(Data records)
- - - - - - -
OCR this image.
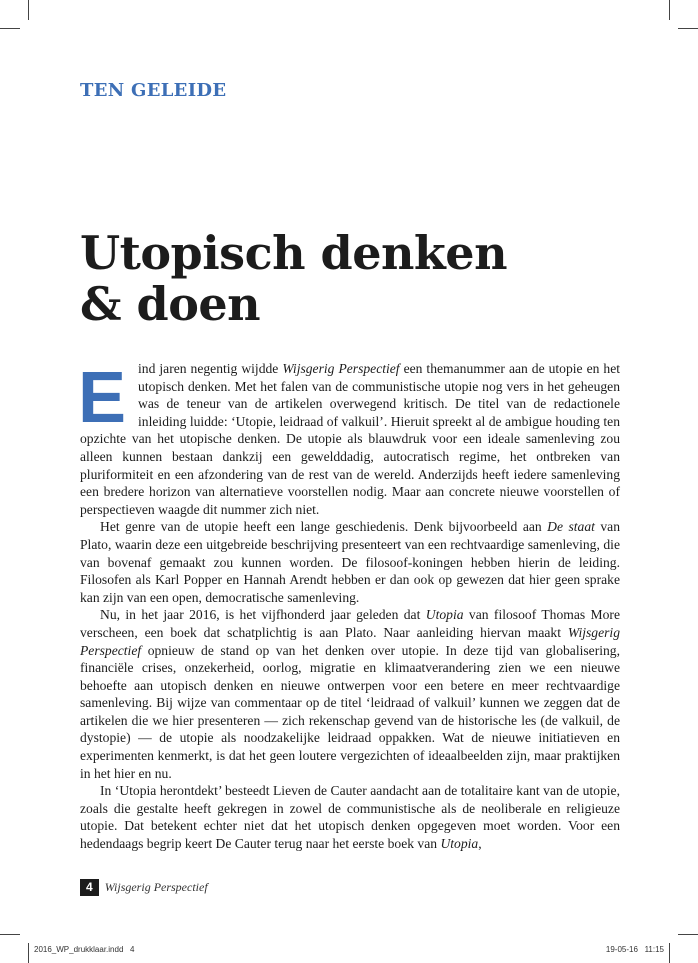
TEN GELEIDE
Utopisch denken
& doen

Eind jaren negentig wijdde Wijsgerig Perspectief een themanummer aan de utopie en het utopisch denken. Met het falen van de communistische utopie nog vers in het geheugen was de teneur van de artikelen overwegend kritisch. De titel van de redactionele inleiding luidde: ‘Utopie, leidraad of valkuil’. Hieruit spreekt al de ambigue houding ten opzichte van het utopische denken. De utopie als blauwdruk voor een ideale samenleving zou alleen kunnen bestaan dankzij een gewelddadig, autocratisch regime, het ontbreken van pluriformiteit en een afzondering van de rest van de wereld. Anderzijds heeft iedere samenleving een bredere horizon van alternatieve voorstellen nodig. Maar aan concrete nieuwe voorstellen of perspectieven waagde dit nummer zich niet.

Het genre van de utopie heeft een lange geschiedenis. Denk bijvoorbeeld aan De staat van Plato, waarin deze een uitgebreide beschrijving presenteert van een rechtvaardige samenleving, die van bovenaf gemaakt zou kunnen worden. De filosoof-koningen hebben hierin de leiding. Filosofen als Karl Popper en Hannah Arendt hebben er dan ook op gewezen dat hier geen sprake kan zijn van een open, democratische samenleving.

Nu, in het jaar 2016, is het vijfhonderd jaar geleden dat Utopia van filosoof Thomas More verscheen, een boek dat schatplichtig is aan Plato. Naar aanleiding hiervan maakt Wijsgerig Perspectief opnieuw de stand op van het denken over utopie. In deze tijd van globalisering, financiële crises, onzekerheid, oorlog, migratie en klimaatverandering zien we een nieuwe behoefte aan utopisch denken en nieuwe ontwerpen voor een betere en meer rechtvaardige samenleving. Bij wijze van commentaar op de titel ‘leidraad of valkuil’ kunnen we zeggen dat de artikelen die we hier presenteren — zich rekenschap gevend van de historische les (de valkuil, de dystopie) — de utopie als noodzakelijke leidraad oppakken. Wat de nieuwe initiatieven en experimenten kenmerkt, is dat het geen loutere vergezichten of ideaalbeelden zijn, maar praktijken in het hier en nu.

In ‘Utopia herontdekt’ besteedt Lieven de Cauter aandacht aan de totalitaire kant van de utopie, zoals die gestalte heeft gekregen in zowel de communistische als de neoliberale en religieuze utopie. Dat betekent echter niet dat het utopisch denken opgegeven moet worden. Voor een hedendaags begrip keert De Cauter terug naar het eerste boek van Utopia,

4	Wijsgerig Perspectief
2016_WP_drukklaar.indd   4	19-05-16   11:15
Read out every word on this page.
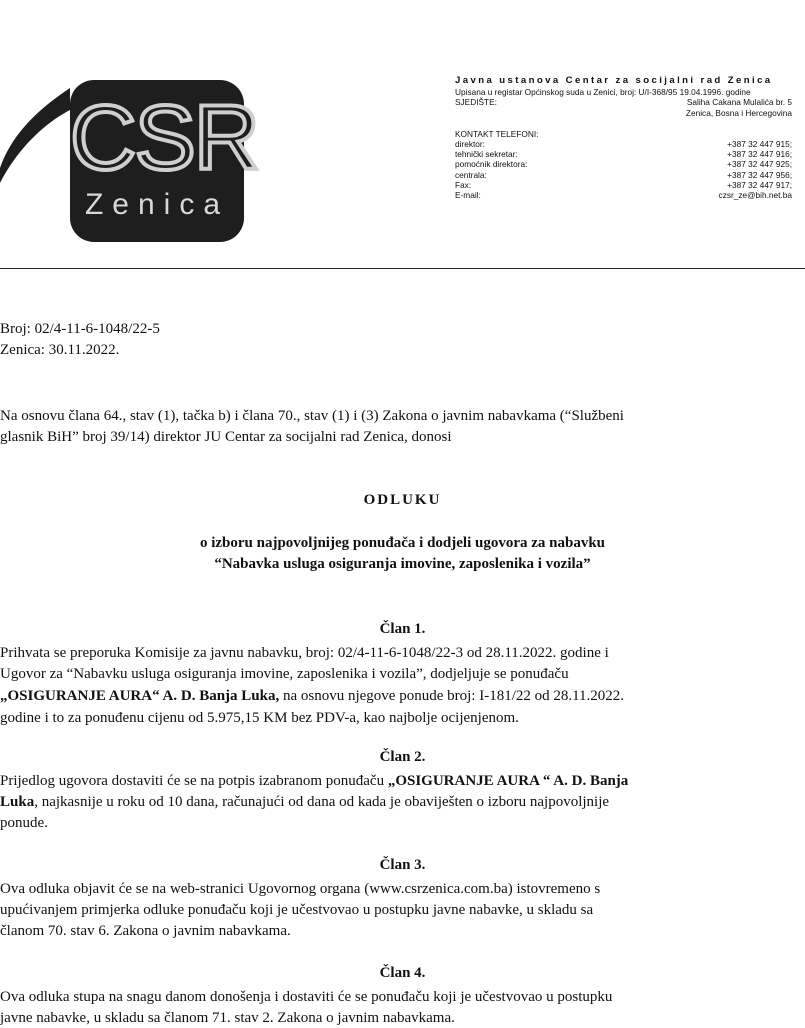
CSR
Zenica
Javna ustanova Centar za socijalni rad Zenica
Upisana u registar Općinskog suda u Zenici, broj: U/I-368/95 19.04.1996. godine
SJEDIŠTE:	Saliha Cakana Mulalića br. 5
Zenica, Bosna i Hercegovina
KONTAKT TELEFONI:
direktor:	+387 32 447 915;
tehnički sekretar:	+387 32 447 916;
pomoćnik direktora:	+387 32 447 925;
centrala:	+387 32 447 956;
Fax:	+387 32 447 917;
E-mail:	czsr_ze@bih.net.ba
Broj: 02/4-11-6-1048/22-5
Zenica: 30.11.2022.
Na osnovu člana 64., stav (1), tačka b) i člana 70., stav (1) i (3) Zakona o javnim nabavkama (“Službeni
glasnik BiH” broj 39/14) direktor JU Centar za socijalni rad Zenica, donosi
ODLUKU
o izboru najpovoljnijeg ponuđača i dodjeli ugovora za nabavku
“Nabavka usluga osiguranja imovine, zaposlenika i vozila”
Član 1.
Prihvata se preporuka Komisije za javnu nabavku, broj: 02/4-11-6-1048/22-3 od 28.11.2022. godine i
Ugovor za “Nabavku usluga osiguranja imovine, zaposlenika i vozila”, dodjeljuje se ponuđaču
„OSIGURANJE AURA“ A. D. Banja Luka, na osnovu njegove ponude broj: I-181/22 od 28.11.2022.
godine i to za ponuđenu cijenu od 5.975,15 KM bez PDV-a, kao najbolje ocijenjenom.
Član 2.
Prijedlog ugovora dostaviti će se na potpis izabranom ponuđaču „OSIGURANJE AURA “ A. D. Banja
Luka, najkasnije u roku od 10 dana, računajući od dana od kada je obaviješten o izboru najpovoljnije
ponude.
Član 3.
Ova odluka objavit će se na web-stranici Ugovornog organa (www.csrzenica.com.ba) istovremeno s
upućivanjem primjerka odluke ponuđaču koji je učestvovao u postupku javne nabavke, u skladu sa
članom 70. stav 6. Zakona o javnim nabavkama.
Član 4.
Ova odluka stupa na snagu danom donošenja i dostaviti će se ponuđaču koji je učestvovao u postupku
javne nabavke, u skladu sa članom 71. stav 2. Zakona o javnim nabavkama.
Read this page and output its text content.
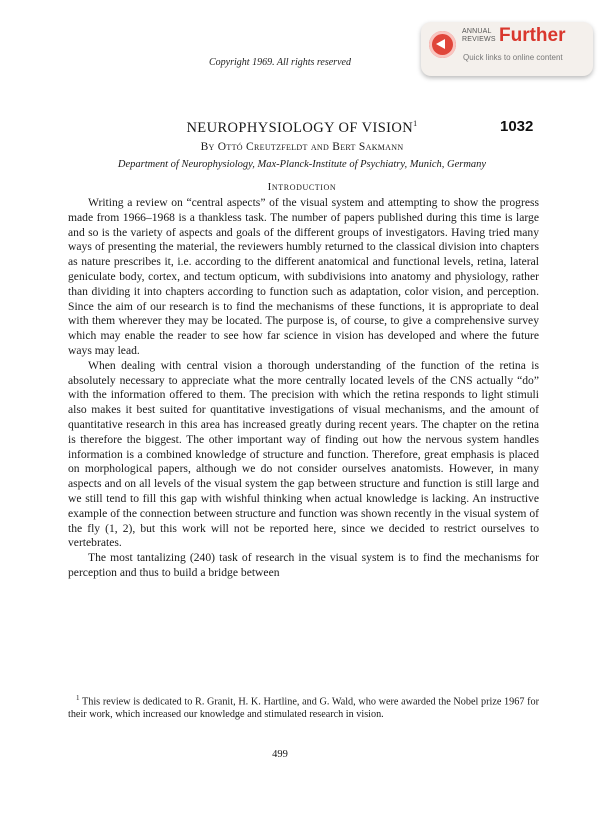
Copyright 1969. All rights reserved
ANNUAL
REVIEWS Further
Quick links to online content
1032
NEUROPHYSIOLOGY OF VISION$^1$
By Ottó Creutzfeldt and Bert Sakmann
Department of Neurophysiology, Max-Planck-Institute of Psychiatry, Munich, Germany
Introduction

Writing a review on “central aspects” of the visual system and attempting to show the progress made from 1966–1968 is a thankless task. The number of papers published during this time is large and so is the variety of aspects and goals of the different groups of investigators. Having tried many ways of presenting the material, the reviewers humbly returned to the classical division into chapters as nature prescribes it, i.e. according to the different anatomical and functional levels, retina, lateral geniculate body, cortex, and tectum opticum, with subdivisions into anatomy and physiology, rather than dividing it into chapters according to function such as adaptation, color vision, and perception. Since the aim of our research is to find the mechanisms of these functions, it is appropriate to deal with them wherever they may be located. The purpose is, of course, to give a comprehensive survey which may enable the reader to see how far science in vision has developed and where the future ways may lead.

When dealing with central vision a thorough understanding of the function of the retina is absolutely necessary to appreciate what the more centrally located levels of the CNS actually “do” with the information offered to them. The precision with which the retina responds to light stimuli also makes it best suited for quantitative investigations of visual mechanisms, and the amount of quantitative research in this area has increased greatly during recent years. The chapter on the retina is therefore the biggest. The other important way of finding out how the nervous system handles information is a combined knowledge of structure and function. Therefore, great emphasis is placed on morphological papers, although we do not consider ourselves anatomists. However, in many aspects and on all levels of the visual system the gap between structure and function is still large and we still tend to fill this gap with wishful thinking when actual knowledge is lacking. An instructive example of the connection between structure and function was shown recently in the visual system of the fly (1, 2), but this work will not be reported here, since we decided to restrict ourselves to vertebrates.

The most tantalizing (240) task of research in the visual system is to find the mechanisms for perception and thus to build a bridge between

$^1$ This review is dedicated to R. Granit, H. K. Hartline, and G. Wald, who were awarded the Nobel prize 1967 for their work, which increased our knowledge and stimulated research in vision.
499
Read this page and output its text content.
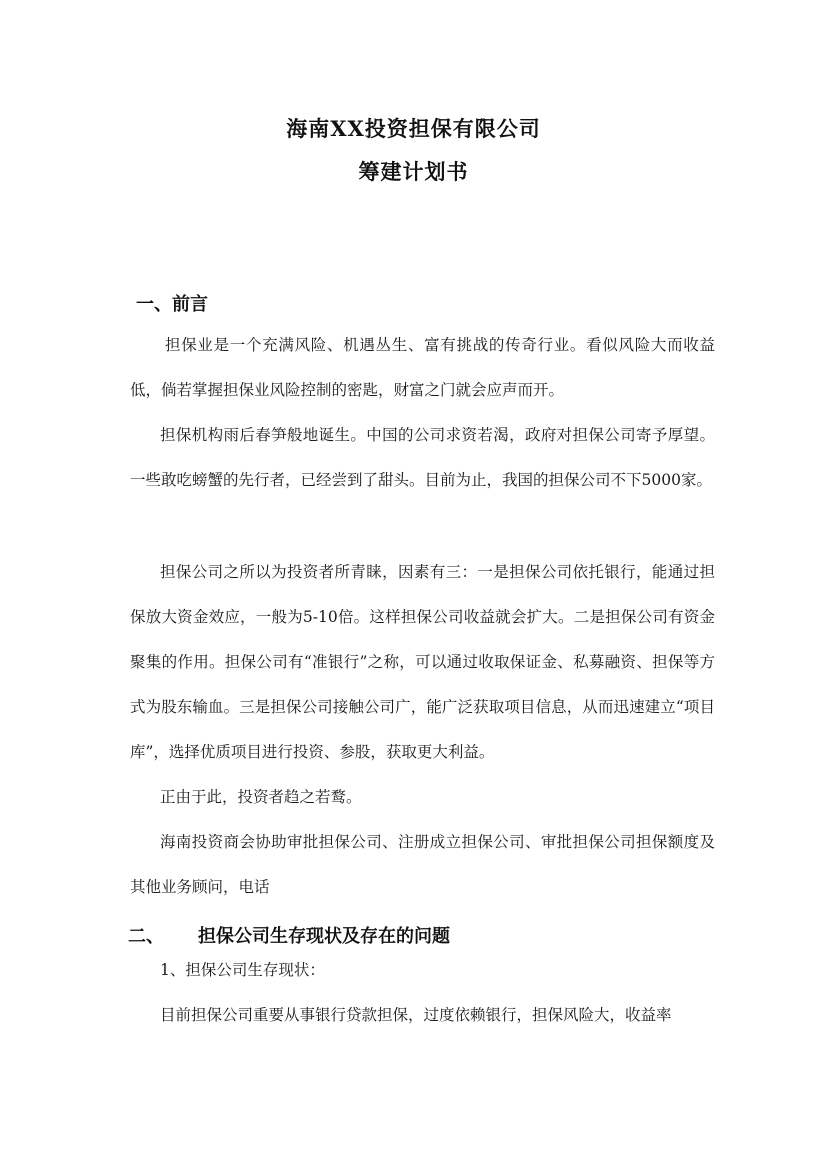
海南XX投资担保有限公司
筹建计划书
一、前言
担保业是一个充满风险、机遇丛生、富有挑战的传奇行业。看似风险大而收益低，倘若掌握担保业风险控制的密匙，财富之门就会应声而开。
担保机构雨后春笋般地诞生。中国的公司求资若渴，政府对担保公司寄予厚望。一些敢吃螃蟹的先行者，已经尝到了甜头。目前为止，我国的担保公司不下5000家。
担保公司之所以为投资者所青睐，因素有三：一是担保公司依托银行，能通过担保放大资金效应，一般为5-10倍。这样担保公司收益就会扩大。二是担保公司有资金聚集的作用。担保公司有“准银行”之称，可以通过收取保证金、私募融资、担保等方式为股东输血。三是担保公司接触公司广，能广泛获取项目信息，从而迅速建立“项目库”，选择优质项目进行投资、参股，获取更大利益。
正由于此，投资者趋之若鹜。
海南投资商会协助审批担保公司、注册成立担保公司、审批担保公司担保额度及其他业务顾问，电话
二、 担保公司生存现状及存在的问题
1、担保公司生存现状：
目前担保公司重要从事银行贷款担保，过度依赖银行，担保风险大，收益率
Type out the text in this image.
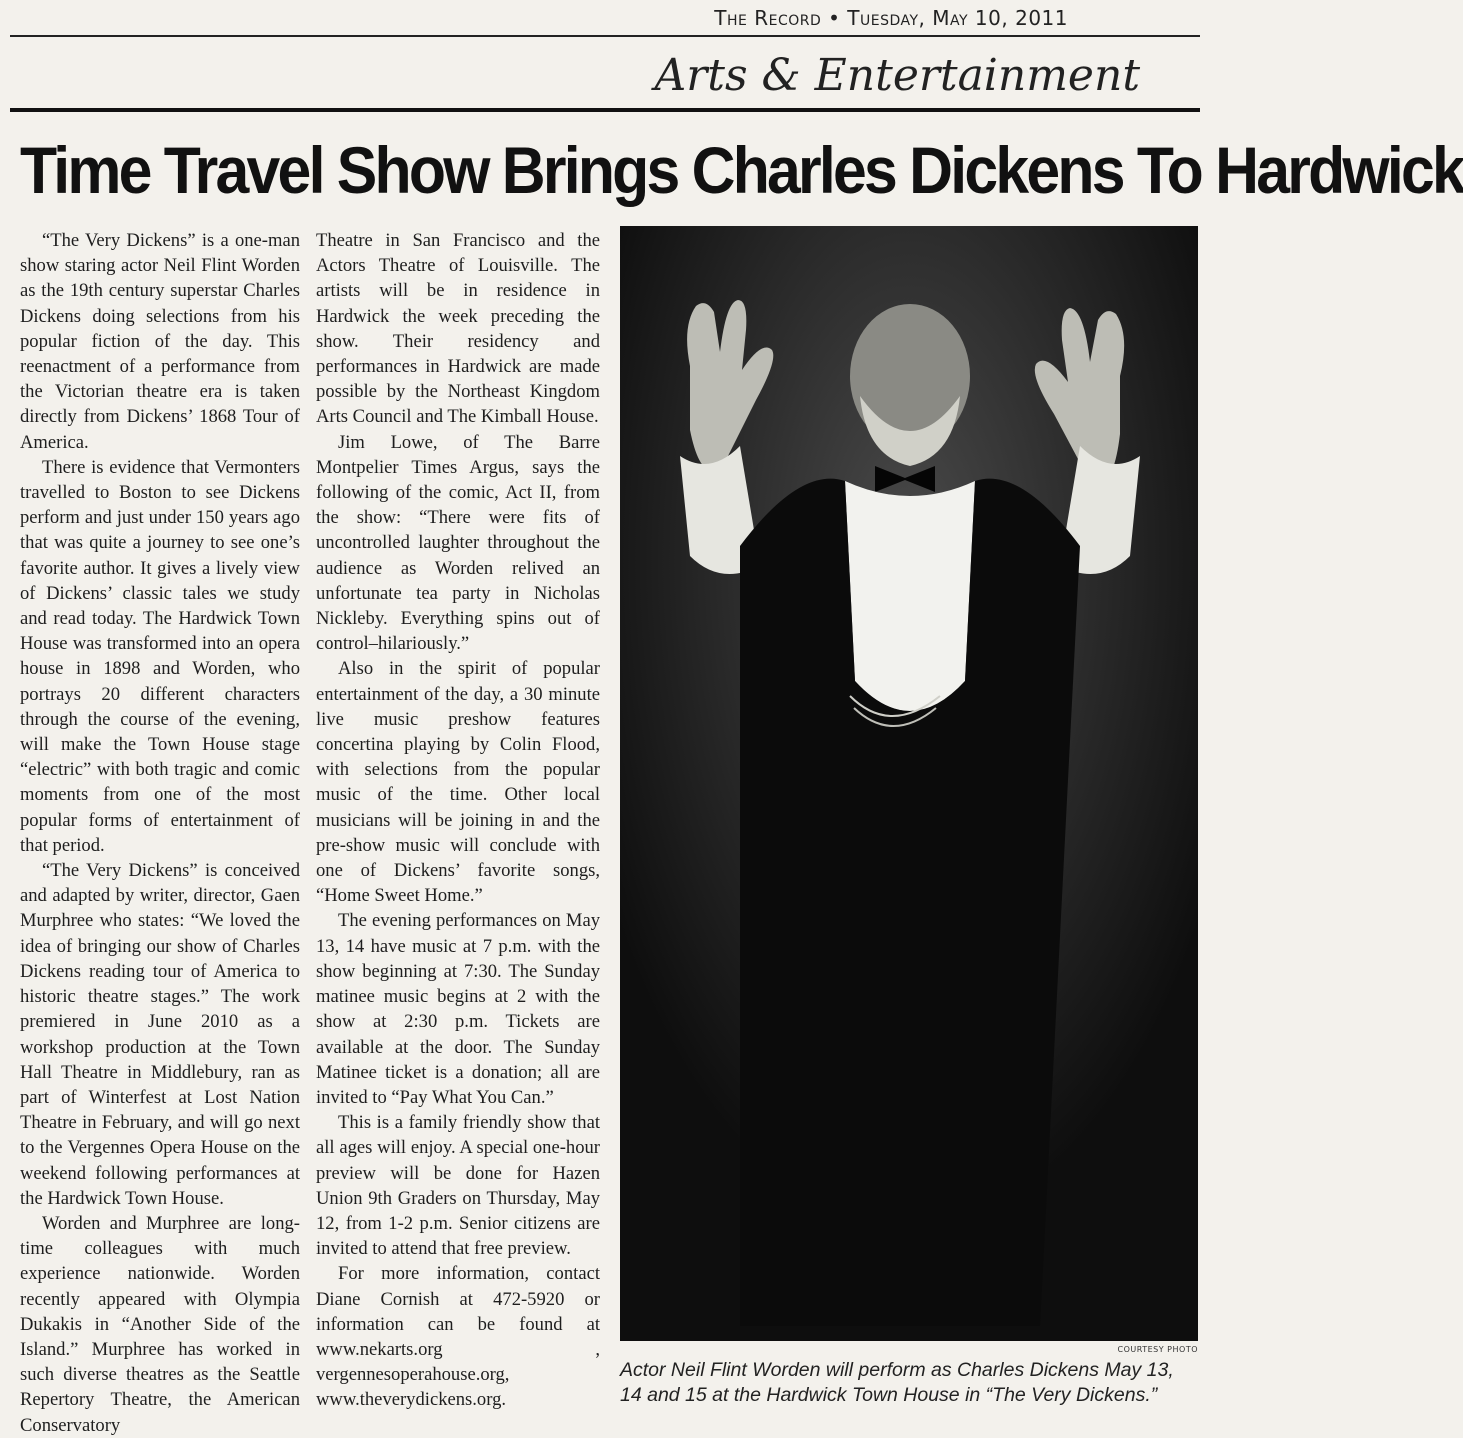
The Record • Tuesday, May 10, 2011
Arts & Entertainment
Time Travel Show Brings Charles Dickens To Hardwick

“The Very Dickens” is a one-man show staring actor Neil Flint Worden as the 19th century superstar Charles Dickens doing selections from his popular fiction of the day. This reenactment of a performance from the Victorian theatre era is taken directly from Dickens’ 1868 Tour of America.

There is evidence that Vermonters travelled to Boston to see Dickens perform and just under 150 years ago that was quite a journey to see one’s favorite author. It gives a lively view of Dickens’ classic tales we study and read today. The Hardwick Town House was transformed into an opera house in 1898 and Worden, who portrays 20 different characters through the course of the evening, will make the Town House stage “electric” with both tragic and comic moments from one of the most popular forms of entertainment of that period.

“The Very Dickens” is conceived and adapted by writer, director, Gaen Murphree who states: “We loved the idea of bringing our show of Charles Dickens reading tour of America to historic theatre stages.” The work premiered in June 2010 as a workshop production at the Town Hall Theatre in Middlebury, ran as part of Winterfest at Lost Nation Theatre in February, and will go next to the Vergennes Opera House on the weekend following performances at the Hardwick Town House.

Worden and Murphree are long-time colleagues with much experience nationwide. Worden recently appeared with Olympia Dukakis in “Another Side of the Island.” Murphree has worked in such diverse theatres as the Seattle Repertory Theatre, the American Conservatory

Theatre in San Francisco and the Actors Theatre of Louisville. The artists will be in residence in Hardwick the week preceding the show. Their residency and performances in Hardwick are made possible by the Northeast Kingdom Arts Council and The Kimball House.

Jim Lowe, of The Barre Montpelier Times Argus, says the following of the comic, Act II, from the show: “There were fits of uncontrolled laughter throughout the audience as Worden relived an unfortunate tea party in Nicholas Nickleby. Everything spins out of control–hilariously.”

Also in the spirit of popular entertainment of the day, a 30 minute live music preshow features concertina playing by Colin Flood, with selections from the popular music of the time. Other local musicians will be joining in and the pre-show music will conclude with one of Dickens’ favorite songs, “Home Sweet Home.”

The evening performances on May 13, 14 have music at 7 p.m. with the show beginning at 7:30. The Sunday matinee music begins at 2 with the show at 2:30 p.m. Tickets are available at the door. The Sunday Matinee ticket is a donation; all are invited to “Pay What You Can.”

This is a family friendly show that all ages will enjoy. A special one-hour preview will be done for Hazen Union 9th Graders on Thursday, May 12, from 1-2 p.m. Senior citizens are invited to attend that free preview.

For more information, contact Diane Cornish at 472-5920 or information can be found at www.nekarts.org , vergennesoperahouse.org, www.theverydickens.org.

COURTESY PHOTO
Actor Neil Flint Worden will perform as Charles Dickens May 13, 14 and 15 at the Hardwick Town House in “The Very Dickens.”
- - - - - - -
◆ Required work:
What is the number of lines above that contain "filosoof"? Answer with that number only.

◆ The result:
2